_Requirements_
Repeat the records below exactly as they appear.

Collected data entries

================================

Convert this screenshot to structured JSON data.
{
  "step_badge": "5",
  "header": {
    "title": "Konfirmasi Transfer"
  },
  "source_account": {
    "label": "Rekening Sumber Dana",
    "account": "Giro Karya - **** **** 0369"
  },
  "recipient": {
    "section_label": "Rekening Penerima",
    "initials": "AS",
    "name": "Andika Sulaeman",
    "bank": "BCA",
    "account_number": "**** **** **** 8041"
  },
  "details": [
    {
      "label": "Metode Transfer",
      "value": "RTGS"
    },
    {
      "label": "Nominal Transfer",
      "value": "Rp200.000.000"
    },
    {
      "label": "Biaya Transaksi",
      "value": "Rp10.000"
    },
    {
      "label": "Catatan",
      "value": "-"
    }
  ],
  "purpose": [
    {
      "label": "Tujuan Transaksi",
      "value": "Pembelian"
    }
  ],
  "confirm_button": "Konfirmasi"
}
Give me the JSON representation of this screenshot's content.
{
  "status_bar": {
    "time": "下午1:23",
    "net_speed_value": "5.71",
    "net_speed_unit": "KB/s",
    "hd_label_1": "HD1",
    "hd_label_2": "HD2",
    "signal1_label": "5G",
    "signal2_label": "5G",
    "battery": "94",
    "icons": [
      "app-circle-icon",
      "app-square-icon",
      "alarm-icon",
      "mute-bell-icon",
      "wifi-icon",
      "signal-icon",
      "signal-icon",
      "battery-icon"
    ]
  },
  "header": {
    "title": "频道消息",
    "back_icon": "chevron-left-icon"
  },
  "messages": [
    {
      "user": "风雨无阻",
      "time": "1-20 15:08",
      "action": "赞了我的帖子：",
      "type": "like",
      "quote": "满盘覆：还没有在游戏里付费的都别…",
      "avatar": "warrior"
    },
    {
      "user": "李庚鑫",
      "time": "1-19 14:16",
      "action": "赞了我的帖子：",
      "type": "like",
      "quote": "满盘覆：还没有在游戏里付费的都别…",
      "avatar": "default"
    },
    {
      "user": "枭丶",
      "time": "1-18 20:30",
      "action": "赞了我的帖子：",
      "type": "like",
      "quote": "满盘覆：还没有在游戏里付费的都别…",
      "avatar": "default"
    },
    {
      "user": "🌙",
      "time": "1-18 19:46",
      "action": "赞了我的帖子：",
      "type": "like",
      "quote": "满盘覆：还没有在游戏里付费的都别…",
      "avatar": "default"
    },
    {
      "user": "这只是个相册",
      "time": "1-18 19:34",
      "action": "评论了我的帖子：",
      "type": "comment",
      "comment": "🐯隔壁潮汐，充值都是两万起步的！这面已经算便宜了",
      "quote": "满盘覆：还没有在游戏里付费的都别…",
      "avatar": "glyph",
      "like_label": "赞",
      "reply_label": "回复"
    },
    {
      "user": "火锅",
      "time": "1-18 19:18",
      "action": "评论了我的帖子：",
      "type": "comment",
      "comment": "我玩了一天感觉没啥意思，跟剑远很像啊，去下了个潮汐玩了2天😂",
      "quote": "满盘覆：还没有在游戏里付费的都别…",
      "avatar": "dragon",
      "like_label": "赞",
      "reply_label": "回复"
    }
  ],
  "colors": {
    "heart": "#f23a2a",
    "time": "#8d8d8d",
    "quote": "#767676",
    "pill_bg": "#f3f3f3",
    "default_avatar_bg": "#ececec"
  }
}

================================

_Result of this task_
Convert this screenshot to structured JSON data.
{
  "step_badge": "5",
  "header": {
    "title": "Konfirmasi Transfer"
  },
  "source_account": {
    "label": "Rekening Sumber Dana",
    "account": "Giro Karya - **** **** 0369"
  },
  "recipient": {
    "section_label": "Rekening Penerima",
    "initials": "AS",
    "name": "Andika Sulaeman",
    "bank": "BCA",
    "account_number": "**** **** **** 8041"
  },
  "details": [
    {
      "label": "Metode Transfer",
      "value": "RTGS"
    },
    {
      "label": "Nominal Transfer",
      "value": "Rp200.000.000"
    },
    {
      "label": "Biaya Transaksi",
      "value": "Rp10.000"
    },
    {
      "label": "Catatan",
      "value": "-"
    }
  ],
  "purpose": [
    {
      "label": "Tujuan Transaksi",
      "value": "Pembelian"
    }
  ],
  "confirm_button": "Konfirmasi"
}
Give me the JSON representation of this screenshot's content.
{
  "status_bar": {
    "time": "下午1:23",
    "net_speed_value": "5.71",
    "net_speed_unit": "KB/s",
    "hd_label_1": "HD1",
    "hd_label_2": "HD2",
    "signal1_label": "5G",
    "signal2_label": "5G",
    "battery": "94",
    "icons": [
      "app-circle-icon",
      "app-square-icon",
      "alarm-icon",
      "mute-bell-icon",
      "wifi-icon",
      "signal-icon",
      "signal-icon",
      "battery-icon"
    ]
  },
  "header": {
    "title": "频道消息",
    "back_icon": "chevron-left-icon"
  },
  "messages": [
    {
      "user": "风雨无阻",
      "time": "1-20 15:08",
      "action": "赞了我的帖子：",
      "type": "like",
      "quote": "满盘覆：还没有在游戏里付费的都别…",
      "avatar": "warrior"
    },
    {
      "user": "李庚鑫",
      "time": "1-19 14:16",
      "action": "赞了我的帖子：",
      "type": "like",
      "quote": "满盘覆：还没有在游戏里付费的都别…",
      "avatar": "default"
    },
    {
      "user": "枭丶",
      "time": "1-18 20:30",
      "action": "赞了我的帖子：",
      "type": "like",
      "quote": "满盘覆：还没有在游戏里付费的都别…",
      "avatar": "default"
    },
    {
      "user": "🌙",
      "time": "1-18 19:46",
      "action": "赞了我的帖子：",
      "type": "like",
      "quote": "满盘覆：还没有在游戏里付费的都别…",
      "avatar": "default"
    },
    {
      "user": "这只是个相册",
      "time": "1-18 19:34",
      "action": "评论了我的帖子：",
      "type": "comment",
      "comment": "🐯隔壁潮汐，充值都是两万起步的！这面已经算便宜了",
      "quote": "满盘覆：还没有在游戏里付费的都别…",
      "avatar": "glyph",
      "like_label": "赞",
      "reply_label": "回复"
    },
    {
      "user": "火锅",
      "time": "1-18 19:18",
      "action": "评论了我的帖子：",
      "type": "comment",
      "comment": "我玩了一天感觉没啥意思，跟剑远很像啊，去下了个潮汐玩了2天😂",
      "quote": "满盘覆：还没有在游戏里付费的都别…",
      "avatar": "dragon",
      "like_label": "赞",
      "reply_label": "回复"
    }
  ],
  "colors": {
    "heart": "#f23a2a",
    "time": "#8d8d8d",
    "quote": "#767676",
    "pill_bg": "#f3f3f3",
    "default_avatar_bg": "#ececec"
  }
}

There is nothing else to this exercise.